YOUR GOAL
Find every line with the word "name" and report how many there are, without any other text.

TASK DATA
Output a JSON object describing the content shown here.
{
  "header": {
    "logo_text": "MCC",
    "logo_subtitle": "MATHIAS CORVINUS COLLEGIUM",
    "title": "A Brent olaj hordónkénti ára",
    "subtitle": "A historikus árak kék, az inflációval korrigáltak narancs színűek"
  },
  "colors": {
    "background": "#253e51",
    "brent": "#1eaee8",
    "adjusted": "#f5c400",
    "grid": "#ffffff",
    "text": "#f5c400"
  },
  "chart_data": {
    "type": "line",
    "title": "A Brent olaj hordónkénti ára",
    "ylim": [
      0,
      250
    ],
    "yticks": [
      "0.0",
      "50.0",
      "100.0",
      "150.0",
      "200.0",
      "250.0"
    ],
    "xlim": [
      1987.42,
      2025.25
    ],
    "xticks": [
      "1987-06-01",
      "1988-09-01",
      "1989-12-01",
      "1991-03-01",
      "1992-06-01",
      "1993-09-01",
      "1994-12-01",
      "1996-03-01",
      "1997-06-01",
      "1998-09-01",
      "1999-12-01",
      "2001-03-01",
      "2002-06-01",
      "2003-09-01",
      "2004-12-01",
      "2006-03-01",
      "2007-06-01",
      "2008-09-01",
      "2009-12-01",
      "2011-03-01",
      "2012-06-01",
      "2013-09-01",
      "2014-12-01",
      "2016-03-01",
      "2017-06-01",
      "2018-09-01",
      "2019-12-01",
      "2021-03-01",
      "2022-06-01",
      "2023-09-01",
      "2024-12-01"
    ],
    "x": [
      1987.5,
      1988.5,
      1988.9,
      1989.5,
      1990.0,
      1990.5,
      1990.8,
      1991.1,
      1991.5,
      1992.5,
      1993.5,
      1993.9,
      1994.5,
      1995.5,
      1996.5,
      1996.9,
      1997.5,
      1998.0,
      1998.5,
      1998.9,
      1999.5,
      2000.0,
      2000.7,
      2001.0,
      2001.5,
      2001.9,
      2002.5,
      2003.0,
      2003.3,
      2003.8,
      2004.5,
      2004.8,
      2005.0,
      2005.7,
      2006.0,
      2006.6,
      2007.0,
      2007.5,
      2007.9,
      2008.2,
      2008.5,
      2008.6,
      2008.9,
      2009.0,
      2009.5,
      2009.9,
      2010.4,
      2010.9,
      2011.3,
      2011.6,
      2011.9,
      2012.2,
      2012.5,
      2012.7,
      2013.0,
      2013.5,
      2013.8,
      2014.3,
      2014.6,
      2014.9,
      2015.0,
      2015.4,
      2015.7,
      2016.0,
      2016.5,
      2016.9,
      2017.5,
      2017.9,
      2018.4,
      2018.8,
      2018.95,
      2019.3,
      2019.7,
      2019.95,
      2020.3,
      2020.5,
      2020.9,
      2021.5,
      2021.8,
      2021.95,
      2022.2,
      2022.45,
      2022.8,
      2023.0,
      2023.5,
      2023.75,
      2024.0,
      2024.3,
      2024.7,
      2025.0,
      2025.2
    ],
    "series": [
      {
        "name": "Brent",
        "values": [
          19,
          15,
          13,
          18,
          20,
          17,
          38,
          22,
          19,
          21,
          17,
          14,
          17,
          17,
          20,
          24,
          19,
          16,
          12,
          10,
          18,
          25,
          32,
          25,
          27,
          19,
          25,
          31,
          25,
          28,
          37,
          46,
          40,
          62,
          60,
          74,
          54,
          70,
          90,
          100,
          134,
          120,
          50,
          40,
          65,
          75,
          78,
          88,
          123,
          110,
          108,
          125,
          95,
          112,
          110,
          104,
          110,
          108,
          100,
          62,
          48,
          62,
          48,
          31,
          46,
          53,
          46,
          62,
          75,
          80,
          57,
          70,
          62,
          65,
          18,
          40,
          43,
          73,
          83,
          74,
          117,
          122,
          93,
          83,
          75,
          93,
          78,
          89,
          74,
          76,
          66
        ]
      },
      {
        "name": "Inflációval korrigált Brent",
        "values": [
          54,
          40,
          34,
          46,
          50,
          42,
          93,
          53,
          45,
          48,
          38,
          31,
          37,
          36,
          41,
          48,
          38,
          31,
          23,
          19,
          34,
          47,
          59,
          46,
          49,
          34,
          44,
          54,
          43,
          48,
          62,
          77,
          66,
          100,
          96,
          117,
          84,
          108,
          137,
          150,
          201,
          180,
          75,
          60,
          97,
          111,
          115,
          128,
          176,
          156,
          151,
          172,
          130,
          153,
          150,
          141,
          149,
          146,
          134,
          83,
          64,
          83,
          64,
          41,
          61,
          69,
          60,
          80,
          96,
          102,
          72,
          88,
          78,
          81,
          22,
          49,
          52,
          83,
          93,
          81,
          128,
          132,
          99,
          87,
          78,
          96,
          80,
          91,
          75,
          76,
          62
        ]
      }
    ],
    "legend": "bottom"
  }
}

EXPECTED ANSWER
2